— Start THE RECORDS —

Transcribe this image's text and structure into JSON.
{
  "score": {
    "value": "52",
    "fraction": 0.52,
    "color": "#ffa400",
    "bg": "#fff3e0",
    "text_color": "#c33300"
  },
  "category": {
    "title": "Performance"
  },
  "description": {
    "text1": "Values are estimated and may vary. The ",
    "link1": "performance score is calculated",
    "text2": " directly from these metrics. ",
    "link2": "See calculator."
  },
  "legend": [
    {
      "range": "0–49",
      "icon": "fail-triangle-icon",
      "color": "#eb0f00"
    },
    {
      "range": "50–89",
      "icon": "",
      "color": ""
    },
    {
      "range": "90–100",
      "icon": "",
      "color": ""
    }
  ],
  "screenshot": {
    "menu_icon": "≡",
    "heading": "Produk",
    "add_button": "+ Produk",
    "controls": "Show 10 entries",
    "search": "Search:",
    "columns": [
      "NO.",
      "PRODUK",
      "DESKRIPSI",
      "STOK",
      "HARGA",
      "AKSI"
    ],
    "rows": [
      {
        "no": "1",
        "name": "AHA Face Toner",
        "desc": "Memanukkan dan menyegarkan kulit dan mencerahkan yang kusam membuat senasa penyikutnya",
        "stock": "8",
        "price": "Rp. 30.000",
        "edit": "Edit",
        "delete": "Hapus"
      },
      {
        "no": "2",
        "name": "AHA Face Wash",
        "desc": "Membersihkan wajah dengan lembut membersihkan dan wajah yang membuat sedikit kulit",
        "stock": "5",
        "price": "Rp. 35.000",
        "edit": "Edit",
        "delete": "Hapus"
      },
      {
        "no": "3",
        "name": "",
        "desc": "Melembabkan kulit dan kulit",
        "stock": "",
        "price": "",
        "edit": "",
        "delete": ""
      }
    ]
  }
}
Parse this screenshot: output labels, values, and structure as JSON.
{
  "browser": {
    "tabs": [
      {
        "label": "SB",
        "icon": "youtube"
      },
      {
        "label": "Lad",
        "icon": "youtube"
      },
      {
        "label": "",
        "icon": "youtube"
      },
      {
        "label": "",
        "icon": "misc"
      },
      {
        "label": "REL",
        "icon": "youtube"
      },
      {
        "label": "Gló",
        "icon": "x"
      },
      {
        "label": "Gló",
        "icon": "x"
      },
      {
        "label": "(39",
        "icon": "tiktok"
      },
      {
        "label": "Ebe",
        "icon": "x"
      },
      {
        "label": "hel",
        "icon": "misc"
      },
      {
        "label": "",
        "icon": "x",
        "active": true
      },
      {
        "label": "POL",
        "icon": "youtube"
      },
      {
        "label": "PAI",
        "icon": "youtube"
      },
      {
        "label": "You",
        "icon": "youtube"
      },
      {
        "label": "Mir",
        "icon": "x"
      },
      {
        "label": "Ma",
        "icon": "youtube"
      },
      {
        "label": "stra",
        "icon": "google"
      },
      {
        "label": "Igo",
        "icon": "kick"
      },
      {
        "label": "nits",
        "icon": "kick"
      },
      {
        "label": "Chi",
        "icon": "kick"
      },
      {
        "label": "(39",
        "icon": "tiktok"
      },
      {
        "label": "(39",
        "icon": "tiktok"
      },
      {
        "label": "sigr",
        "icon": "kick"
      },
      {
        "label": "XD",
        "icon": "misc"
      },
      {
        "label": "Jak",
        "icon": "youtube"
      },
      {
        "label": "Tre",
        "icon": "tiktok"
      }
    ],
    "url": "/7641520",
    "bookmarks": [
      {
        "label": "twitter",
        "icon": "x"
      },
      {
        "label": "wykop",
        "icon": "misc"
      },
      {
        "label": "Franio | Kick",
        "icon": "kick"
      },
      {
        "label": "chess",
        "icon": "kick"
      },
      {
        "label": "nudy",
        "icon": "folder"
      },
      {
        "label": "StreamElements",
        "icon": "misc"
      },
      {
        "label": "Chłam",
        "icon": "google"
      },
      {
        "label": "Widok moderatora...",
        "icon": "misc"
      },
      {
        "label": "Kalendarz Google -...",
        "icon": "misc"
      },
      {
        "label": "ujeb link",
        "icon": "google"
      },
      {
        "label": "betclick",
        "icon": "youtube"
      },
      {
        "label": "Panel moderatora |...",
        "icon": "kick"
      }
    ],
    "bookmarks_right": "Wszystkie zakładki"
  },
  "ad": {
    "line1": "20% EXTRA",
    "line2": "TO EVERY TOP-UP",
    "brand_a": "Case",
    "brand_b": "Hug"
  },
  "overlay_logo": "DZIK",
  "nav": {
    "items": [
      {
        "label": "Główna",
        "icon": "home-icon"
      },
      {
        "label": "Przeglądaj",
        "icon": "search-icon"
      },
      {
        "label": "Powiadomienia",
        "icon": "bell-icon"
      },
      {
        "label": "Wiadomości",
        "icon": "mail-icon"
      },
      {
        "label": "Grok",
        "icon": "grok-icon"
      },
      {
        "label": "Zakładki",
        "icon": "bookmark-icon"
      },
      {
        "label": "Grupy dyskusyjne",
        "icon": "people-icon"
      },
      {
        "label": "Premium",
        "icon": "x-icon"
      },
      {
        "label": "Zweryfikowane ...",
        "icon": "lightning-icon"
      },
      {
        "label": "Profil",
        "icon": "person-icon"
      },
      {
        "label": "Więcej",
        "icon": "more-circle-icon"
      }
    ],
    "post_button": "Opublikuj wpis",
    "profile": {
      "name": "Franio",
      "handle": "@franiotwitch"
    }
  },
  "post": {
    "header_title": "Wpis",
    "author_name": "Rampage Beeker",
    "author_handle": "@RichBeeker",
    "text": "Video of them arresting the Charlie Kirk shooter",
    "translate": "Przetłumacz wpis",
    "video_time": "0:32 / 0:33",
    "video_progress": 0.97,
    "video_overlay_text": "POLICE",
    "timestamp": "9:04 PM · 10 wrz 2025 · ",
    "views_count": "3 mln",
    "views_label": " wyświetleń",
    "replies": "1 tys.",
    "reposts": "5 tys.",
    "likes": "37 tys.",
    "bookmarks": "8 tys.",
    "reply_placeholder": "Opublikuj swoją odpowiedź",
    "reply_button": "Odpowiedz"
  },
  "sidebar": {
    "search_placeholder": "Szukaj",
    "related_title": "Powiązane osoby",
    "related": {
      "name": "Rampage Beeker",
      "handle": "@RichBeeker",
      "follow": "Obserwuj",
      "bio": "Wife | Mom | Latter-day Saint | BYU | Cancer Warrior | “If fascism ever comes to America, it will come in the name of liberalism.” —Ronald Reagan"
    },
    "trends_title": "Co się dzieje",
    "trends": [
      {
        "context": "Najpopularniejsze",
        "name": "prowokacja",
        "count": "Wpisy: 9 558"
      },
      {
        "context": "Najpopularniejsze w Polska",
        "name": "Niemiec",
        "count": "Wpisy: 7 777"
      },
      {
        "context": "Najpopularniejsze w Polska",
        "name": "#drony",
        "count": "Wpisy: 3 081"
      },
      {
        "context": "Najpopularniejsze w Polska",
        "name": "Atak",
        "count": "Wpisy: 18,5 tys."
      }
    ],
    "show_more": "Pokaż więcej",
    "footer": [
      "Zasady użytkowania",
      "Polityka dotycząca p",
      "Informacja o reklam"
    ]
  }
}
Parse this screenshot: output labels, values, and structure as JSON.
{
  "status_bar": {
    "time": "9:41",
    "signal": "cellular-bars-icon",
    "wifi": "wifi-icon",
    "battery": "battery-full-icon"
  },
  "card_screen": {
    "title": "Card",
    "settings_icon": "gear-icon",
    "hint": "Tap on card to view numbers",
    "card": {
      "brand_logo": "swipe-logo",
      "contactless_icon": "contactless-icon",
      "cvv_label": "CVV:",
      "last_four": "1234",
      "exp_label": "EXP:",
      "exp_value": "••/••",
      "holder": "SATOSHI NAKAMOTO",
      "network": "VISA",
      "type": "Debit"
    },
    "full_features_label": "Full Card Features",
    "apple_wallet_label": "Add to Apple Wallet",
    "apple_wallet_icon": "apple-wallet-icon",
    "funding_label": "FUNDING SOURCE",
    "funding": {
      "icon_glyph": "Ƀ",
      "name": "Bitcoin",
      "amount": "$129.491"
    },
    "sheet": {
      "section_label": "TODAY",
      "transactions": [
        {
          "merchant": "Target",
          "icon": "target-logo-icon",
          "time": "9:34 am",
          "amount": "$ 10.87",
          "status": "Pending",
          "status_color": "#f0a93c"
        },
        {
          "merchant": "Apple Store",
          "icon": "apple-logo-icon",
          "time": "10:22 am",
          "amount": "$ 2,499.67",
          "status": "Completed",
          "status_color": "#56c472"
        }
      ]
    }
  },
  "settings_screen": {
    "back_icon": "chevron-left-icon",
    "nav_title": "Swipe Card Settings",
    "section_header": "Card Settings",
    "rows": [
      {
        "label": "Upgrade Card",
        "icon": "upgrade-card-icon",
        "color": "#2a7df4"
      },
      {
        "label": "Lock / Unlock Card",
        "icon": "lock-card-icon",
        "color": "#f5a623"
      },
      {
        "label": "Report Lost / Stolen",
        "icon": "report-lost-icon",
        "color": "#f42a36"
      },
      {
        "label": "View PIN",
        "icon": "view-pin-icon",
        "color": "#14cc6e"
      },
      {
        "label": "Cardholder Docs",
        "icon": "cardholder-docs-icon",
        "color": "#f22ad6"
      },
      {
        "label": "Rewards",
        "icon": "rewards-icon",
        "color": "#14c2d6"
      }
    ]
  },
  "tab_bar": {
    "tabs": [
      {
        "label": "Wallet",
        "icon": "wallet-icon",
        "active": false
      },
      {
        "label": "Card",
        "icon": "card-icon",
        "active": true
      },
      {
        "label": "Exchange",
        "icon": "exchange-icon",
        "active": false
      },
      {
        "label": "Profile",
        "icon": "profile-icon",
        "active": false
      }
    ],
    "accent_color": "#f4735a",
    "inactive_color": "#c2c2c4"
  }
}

— End THE RECORDS —

Search the entries for the word "Face" and gather every line where it appears.

        "name": "AHA Face Toner",
        "name": "AHA Face Wash",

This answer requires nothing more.